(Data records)

------------------------------------------------------------

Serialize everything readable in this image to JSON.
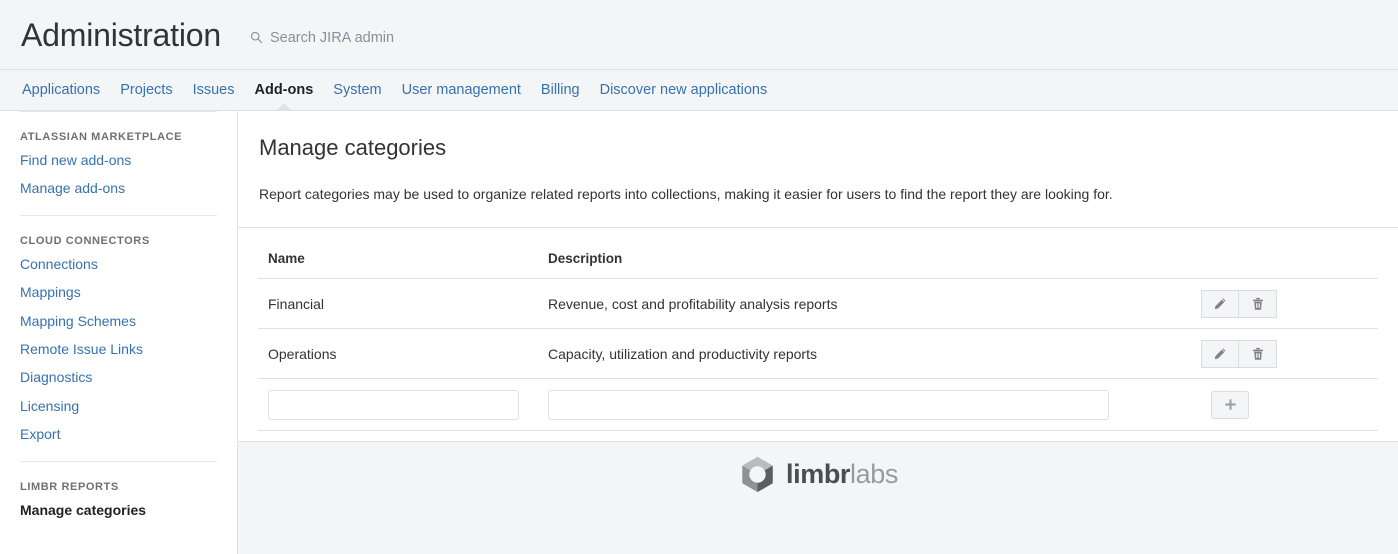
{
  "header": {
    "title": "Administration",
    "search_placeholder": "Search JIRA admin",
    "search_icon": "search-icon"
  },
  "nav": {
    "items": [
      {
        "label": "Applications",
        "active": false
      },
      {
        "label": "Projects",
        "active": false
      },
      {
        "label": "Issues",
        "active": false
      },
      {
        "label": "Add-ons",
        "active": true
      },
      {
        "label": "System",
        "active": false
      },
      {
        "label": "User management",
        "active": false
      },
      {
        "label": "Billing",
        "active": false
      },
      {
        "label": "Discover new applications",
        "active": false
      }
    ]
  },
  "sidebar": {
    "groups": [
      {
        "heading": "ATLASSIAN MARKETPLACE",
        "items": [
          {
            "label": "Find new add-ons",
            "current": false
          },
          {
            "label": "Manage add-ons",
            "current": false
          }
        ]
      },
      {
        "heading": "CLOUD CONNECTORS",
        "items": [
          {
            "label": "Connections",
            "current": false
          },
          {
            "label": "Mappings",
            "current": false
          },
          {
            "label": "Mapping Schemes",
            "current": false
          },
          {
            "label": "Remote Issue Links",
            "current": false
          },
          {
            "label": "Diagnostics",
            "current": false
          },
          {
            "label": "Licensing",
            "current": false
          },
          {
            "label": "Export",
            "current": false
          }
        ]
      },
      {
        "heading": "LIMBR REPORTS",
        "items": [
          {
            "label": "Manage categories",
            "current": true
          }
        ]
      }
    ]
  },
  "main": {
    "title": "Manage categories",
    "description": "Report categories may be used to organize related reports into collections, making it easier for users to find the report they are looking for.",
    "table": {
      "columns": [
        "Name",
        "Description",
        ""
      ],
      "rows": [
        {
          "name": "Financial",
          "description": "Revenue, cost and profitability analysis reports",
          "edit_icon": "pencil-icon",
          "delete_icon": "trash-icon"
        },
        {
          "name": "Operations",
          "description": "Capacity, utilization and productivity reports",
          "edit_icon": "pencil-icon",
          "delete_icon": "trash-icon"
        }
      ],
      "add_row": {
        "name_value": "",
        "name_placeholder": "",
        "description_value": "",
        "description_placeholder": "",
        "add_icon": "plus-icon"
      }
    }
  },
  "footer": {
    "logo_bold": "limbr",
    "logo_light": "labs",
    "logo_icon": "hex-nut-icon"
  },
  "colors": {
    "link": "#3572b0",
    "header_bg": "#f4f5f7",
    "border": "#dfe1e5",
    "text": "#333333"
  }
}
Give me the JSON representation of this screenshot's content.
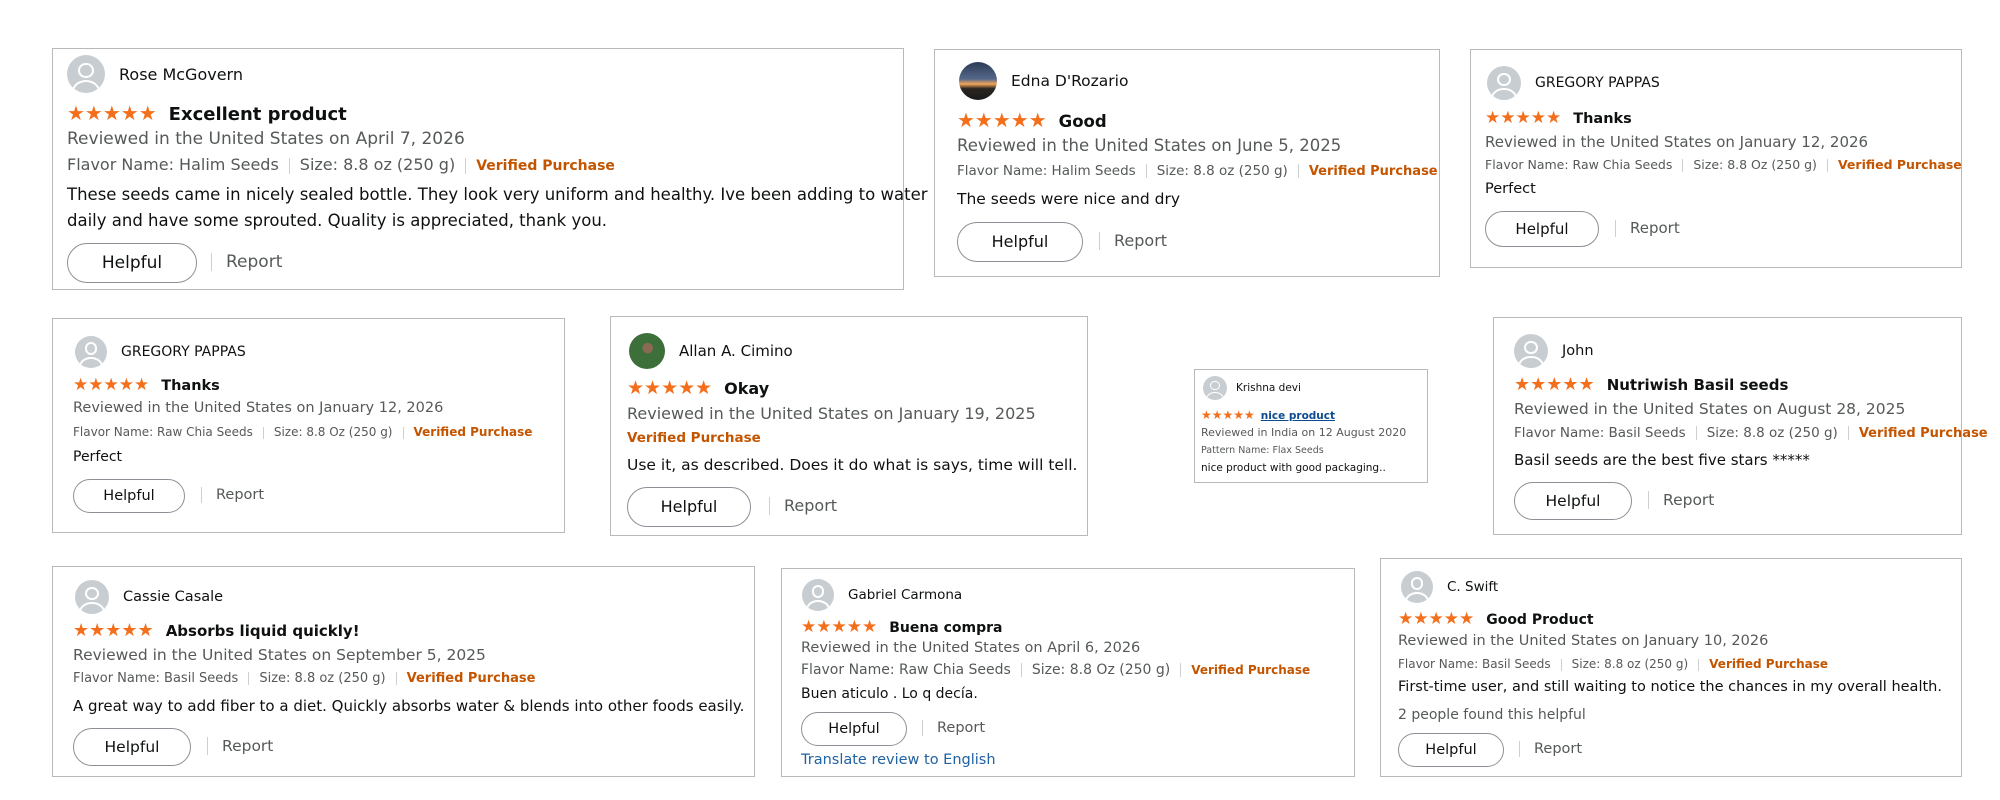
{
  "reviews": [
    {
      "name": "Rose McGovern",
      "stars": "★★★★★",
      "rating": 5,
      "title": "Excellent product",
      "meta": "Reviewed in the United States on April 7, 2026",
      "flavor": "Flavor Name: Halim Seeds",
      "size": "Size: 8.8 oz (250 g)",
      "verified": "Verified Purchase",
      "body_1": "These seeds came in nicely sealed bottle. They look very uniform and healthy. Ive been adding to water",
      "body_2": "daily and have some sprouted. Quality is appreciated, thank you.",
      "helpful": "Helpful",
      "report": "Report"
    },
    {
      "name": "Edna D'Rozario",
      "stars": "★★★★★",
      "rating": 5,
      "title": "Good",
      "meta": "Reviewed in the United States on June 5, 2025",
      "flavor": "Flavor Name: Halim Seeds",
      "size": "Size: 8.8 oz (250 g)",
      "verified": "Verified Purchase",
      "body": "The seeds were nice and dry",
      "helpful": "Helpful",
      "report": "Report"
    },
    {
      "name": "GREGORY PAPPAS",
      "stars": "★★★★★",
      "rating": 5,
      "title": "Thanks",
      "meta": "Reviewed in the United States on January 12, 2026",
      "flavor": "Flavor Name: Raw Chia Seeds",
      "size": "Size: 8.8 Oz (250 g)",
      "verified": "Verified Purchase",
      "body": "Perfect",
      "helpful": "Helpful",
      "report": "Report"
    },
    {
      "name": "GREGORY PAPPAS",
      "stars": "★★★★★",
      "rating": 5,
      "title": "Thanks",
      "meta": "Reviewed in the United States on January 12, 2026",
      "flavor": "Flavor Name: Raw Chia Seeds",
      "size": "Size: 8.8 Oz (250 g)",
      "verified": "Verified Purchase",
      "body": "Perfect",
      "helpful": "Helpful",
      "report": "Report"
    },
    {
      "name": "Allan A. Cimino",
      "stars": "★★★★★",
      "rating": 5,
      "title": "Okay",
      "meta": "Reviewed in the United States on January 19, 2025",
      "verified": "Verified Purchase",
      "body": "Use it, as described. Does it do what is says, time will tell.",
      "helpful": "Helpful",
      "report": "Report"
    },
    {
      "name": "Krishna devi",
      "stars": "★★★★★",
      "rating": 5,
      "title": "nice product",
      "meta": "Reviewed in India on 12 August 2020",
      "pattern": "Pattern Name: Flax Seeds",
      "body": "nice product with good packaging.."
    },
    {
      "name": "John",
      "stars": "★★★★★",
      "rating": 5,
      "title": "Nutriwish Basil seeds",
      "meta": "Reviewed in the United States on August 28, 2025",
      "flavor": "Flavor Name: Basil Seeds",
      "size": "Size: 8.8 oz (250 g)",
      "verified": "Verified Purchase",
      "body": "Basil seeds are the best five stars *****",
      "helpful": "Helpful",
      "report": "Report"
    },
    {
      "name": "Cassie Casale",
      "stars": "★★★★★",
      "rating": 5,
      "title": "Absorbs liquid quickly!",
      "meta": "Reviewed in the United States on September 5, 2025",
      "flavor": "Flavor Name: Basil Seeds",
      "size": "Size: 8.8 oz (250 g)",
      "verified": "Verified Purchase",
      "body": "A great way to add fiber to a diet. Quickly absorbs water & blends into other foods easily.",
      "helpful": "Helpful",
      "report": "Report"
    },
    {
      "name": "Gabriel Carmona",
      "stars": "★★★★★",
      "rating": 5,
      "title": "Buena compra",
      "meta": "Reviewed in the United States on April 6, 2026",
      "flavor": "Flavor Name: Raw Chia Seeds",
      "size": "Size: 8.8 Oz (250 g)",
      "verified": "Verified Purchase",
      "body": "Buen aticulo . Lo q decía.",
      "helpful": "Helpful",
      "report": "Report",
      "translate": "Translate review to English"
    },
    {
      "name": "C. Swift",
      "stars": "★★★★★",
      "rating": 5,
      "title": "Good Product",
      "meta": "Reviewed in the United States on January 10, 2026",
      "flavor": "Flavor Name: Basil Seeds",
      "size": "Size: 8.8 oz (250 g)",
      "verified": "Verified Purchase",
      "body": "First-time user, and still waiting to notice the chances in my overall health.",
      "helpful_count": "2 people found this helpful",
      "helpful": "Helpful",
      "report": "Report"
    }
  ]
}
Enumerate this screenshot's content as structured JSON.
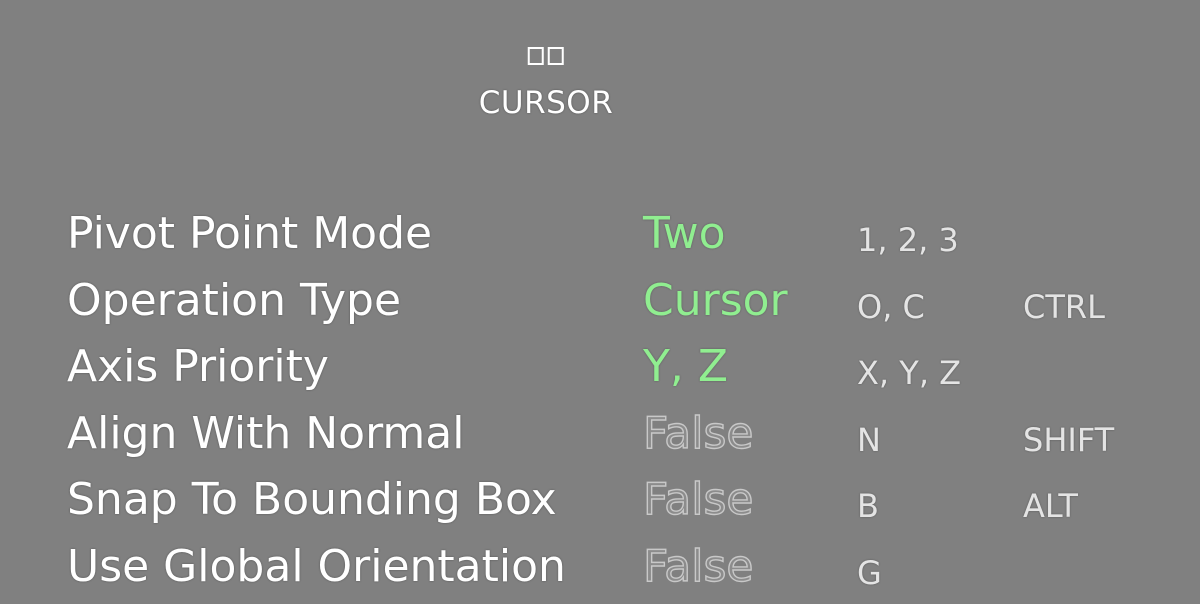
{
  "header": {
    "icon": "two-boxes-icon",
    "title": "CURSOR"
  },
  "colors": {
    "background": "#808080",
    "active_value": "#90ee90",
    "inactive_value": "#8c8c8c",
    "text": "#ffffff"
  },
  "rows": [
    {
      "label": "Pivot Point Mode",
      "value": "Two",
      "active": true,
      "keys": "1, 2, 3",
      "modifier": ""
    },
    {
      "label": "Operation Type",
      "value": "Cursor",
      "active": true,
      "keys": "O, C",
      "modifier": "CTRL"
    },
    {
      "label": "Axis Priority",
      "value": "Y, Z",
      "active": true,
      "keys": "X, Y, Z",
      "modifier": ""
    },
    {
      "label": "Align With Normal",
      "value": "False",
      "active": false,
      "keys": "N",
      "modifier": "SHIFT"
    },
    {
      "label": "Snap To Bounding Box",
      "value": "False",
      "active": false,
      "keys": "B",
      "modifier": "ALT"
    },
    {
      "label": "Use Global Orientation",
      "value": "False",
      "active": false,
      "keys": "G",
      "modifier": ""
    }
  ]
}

------------------------------------------------------------

# INSTRUCTION
Going through the records above, state how many lines carry "into", with no other text.

# ANSWER
2